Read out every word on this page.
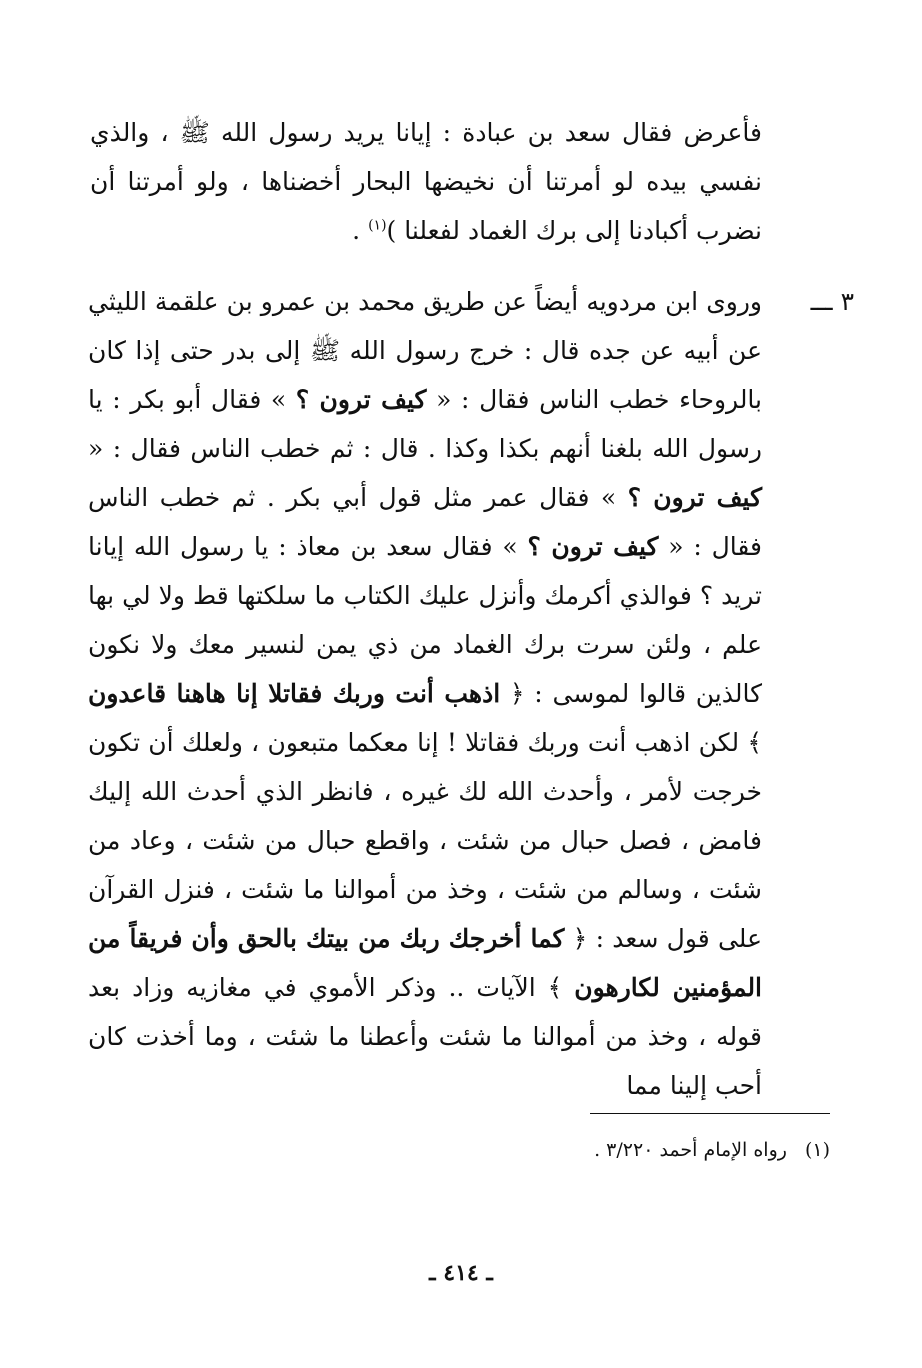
فأعرض فقال سعد بن عبادة : إيانا يريد رسول الله ﷺ ، والذي نفسي بيده لو أمرتنا أن نخيضها البحار أخضناها ، ولو أمرتنا أن نضرب أكبادنا إلى برك الغماد لفعلنا )$^{(١)}$ .

٣ ـــ

وروى ابن مردويه أيضاً عن طريق محمد بن عمرو بن علقمة الليثي عن أبيه عن جده قال : خرج رسول الله ﷺ إلى بدر حتى إذا كان بالروحاء خطب الناس فقال : « كيف ترون ؟ » فقال أبو بكر : يا رسول الله بلغنا أنهم بكذا وكذا . قال : ثم خطب الناس فقال : « كيف ترون ؟ » فقال عمر مثل قول أبي بكر . ثم خطب الناس فقال : « كيف ترون ؟ » فقال سعد بن معاذ : يا رسول الله إيانا تريد ؟ فوالذي أكرمك وأنزل عليك الكتاب ما سلكتها قط ولا لي بها علم ، ولئن سرت برك الغماد من ذي يمن لنسير معك ولا نكون كالذين قالوا لموسى : ﴿ اذهب أنت وربك فقاتلا إنا هاهنا قاعدون ﴾ لكن اذهب أنت وربك فقاتلا ! إنا معكما متبعون ، ولعلك أن تكون خرجت لأمر ، وأحدث الله لك غيره ، فانظر الذي أحدث الله إليك فامض ، فصل حبال من شئت ، واقطع حبال من شئت ، وعاد من شئت ، وسالم من شئت ، وخذ من أموالنا ما شئت ، فنزل القرآن على قول سعد : ﴿ كما أخرجك ربك من بيتك بالحق وأن فريقاً من المؤمنين لكارهون ﴾ الآيات .. وذكر الأموي في مغازيه وزاد بعد قوله ، وخذ من أموالنا ما شئت وأعطنا ما شئت ، وما أخذت كان أحب إلينا مما

(١)رواه الإمام أحمد ٣/٢٢٠ .
ـ ٤١٤ ـ
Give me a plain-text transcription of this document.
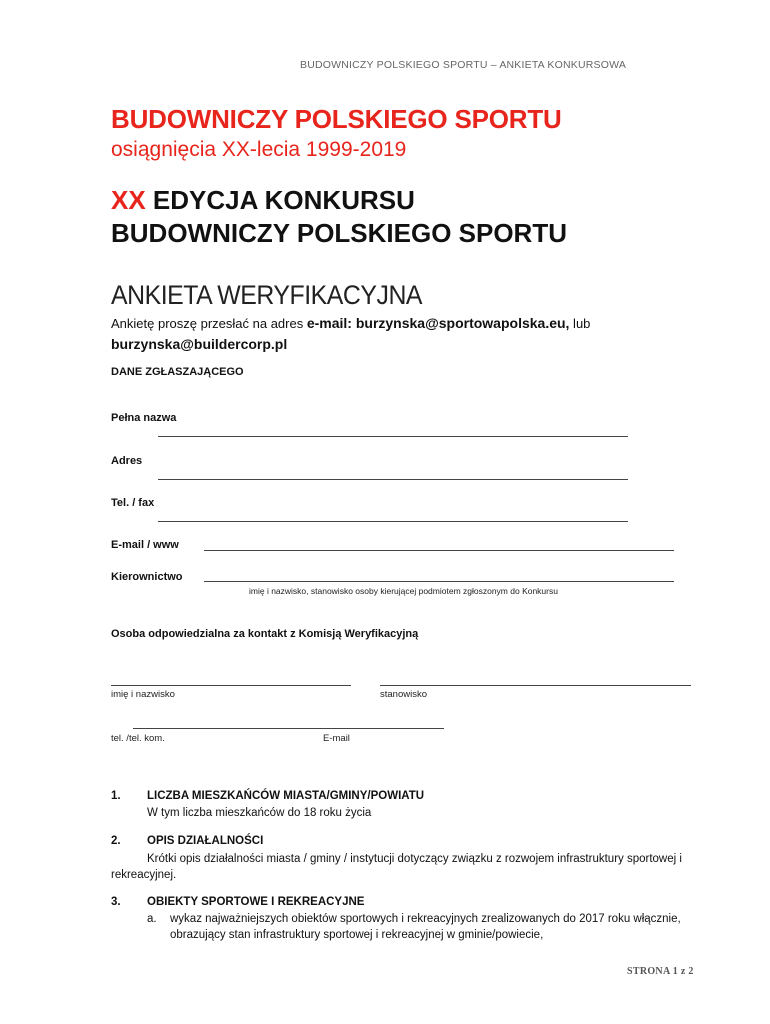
BUDOWNICZY POLSKIEGO SPORTU – ANKIETA KONKURSOWA
BUDOWNICZY POLSKIEGO SPORTU
osiągnięcia XX-lecia 1999-2019
XX EDYCJA KONKURSU
BUDOWNICZY POLSKIEGO SPORTU
ANKIETA WERYFIKACYJNA
Ankietę proszę przesłać na adres e-mail: burzynska@sportowapolska.eu, lub
burzynska@buildercorp.pl
DANE ZGŁASZAJĄCEGO
Pełna nazwa
Adres
Tel. / fax
E-mail / www
Kierownictwo
imię i nazwisko, stanowisko osoby kierującej podmiotem zgłoszonym do Konkursu
Osoba odpowiedzialna za kontakt z Komisją Weryfikacyjną
imię i nazwisko	stanowisko
tel. /tel. kom.	E-mail
1. LICZBA MIESZKAŃCÓW MIASTA/GMINY/POWIATU
W tym liczba mieszkańców do 18 roku życia
2. OPIS DZIAŁALNOŚCI
Krótki opis działalności miasta / gminy / instytucji dotyczący związku z rozwojem infrastruktury sportowej i
rekreacyjnej.
3. OBIEKTY SPORTOWE I REKREACYJNE
a. wykaz najważniejszych obiektów sportowych i rekreacyjnych zrealizowanych do 2017 roku włącznie,
obrazujący stan infrastruktury sportowej i rekreacyjnej w gminie/powiecie,
STRONA 1 z 2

- GIVEN EXERCISE:
Pictures don't belong in the copy. Transcribe every record exactly as it appears.

- FINISHED EXERCISE:
Read out every word on this page.
فأعرض فقال سعد بن عبادة : إيانا يريد رسول الله ﷺ ، والذي نفسي بيده لو أمرتنا أن نخيضها البحار أخضناها ، ولو أمرتنا أن نضرب أكبادنا إلى برك الغماد لفعلنا )$^{(١)}$ .

٣ ـــ

وروى ابن مردويه أيضاً عن طريق محمد بن عمرو بن علقمة الليثي عن أبيه عن جده قال : خرج رسول الله ﷺ إلى بدر حتى إذا كان بالروحاء خطب الناس فقال : « كيف ترون ؟ » فقال أبو بكر : يا رسول الله بلغنا أنهم بكذا وكذا . قال : ثم خطب الناس فقال : « كيف ترون ؟ » فقال عمر مثل قول أبي بكر . ثم خطب الناس فقال : « كيف ترون ؟ » فقال سعد بن معاذ : يا رسول الله إيانا تريد ؟ فوالذي أكرمك وأنزل عليك الكتاب ما سلكتها قط ولا لي بها علم ، ولئن سرت برك الغماد من ذي يمن لنسير معك ولا نكون كالذين قالوا لموسى : ﴿ اذهب أنت وربك فقاتلا إنا هاهنا قاعدون ﴾ لكن اذهب أنت وربك فقاتلا ! إنا معكما متبعون ، ولعلك أن تكون خرجت لأمر ، وأحدث الله لك غيره ، فانظر الذي أحدث الله إليك فامض ، فصل حبال من شئت ، واقطع حبال من شئت ، وعاد من شئت ، وسالم من شئت ، وخذ من أموالنا ما شئت ، فنزل القرآن على قول سعد : ﴿ كما أخرجك ربك من بيتك بالحق وأن فريقاً من المؤمنين لكارهون ﴾ الآيات .. وذكر الأموي في مغازيه وزاد بعد قوله ، وخذ من أموالنا ما شئت وأعطنا ما شئت ، وما أخذت كان أحب إلينا مما

(١)رواه الإمام أحمد ٣/٢٢٠ .
ـ ٤١٤ ـ
Give me a plain-text transcription of this document.
BUDOWNICZY POLSKIEGO SPORTU – ANKIETA KONKURSOWA
BUDOWNICZY POLSKIEGO SPORTU
osiągnięcia XX-lecia 1999-2019
XX EDYCJA KONKURSU
BUDOWNICZY POLSKIEGO SPORTU
ANKIETA WERYFIKACYJNA
Ankietę proszę przesłać na adres e-mail: burzynska@sportowapolska.eu, lub
burzynska@buildercorp.pl
DANE ZGŁASZAJĄCEGO
Pełna nazwa
Adres
Tel. / fax
E-mail / www
Kierownictwo
imię i nazwisko, stanowisko osoby kierującej podmiotem zgłoszonym do Konkursu
Osoba odpowiedzialna za kontakt z Komisją Weryfikacyjną
imię i nazwisko	stanowisko
tel. /tel. kom.	E-mail
1. LICZBA MIESZKAŃCÓW MIASTA/GMINY/POWIATU
W tym liczba mieszkańców do 18 roku życia
2. OPIS DZIAŁALNOŚCI
Krótki opis działalności miasta / gminy / instytucji dotyczący związku z rozwojem infrastruktury sportowej i
rekreacyjnej.
3. OBIEKTY SPORTOWE I REKREACYJNE
a. wykaz najważniejszych obiektów sportowych i rekreacyjnych zrealizowanych do 2017 roku włącznie,
obrazujący stan infrastruktury sportowej i rekreacyjnej w gminie/powiecie,
STRONA 1 z 2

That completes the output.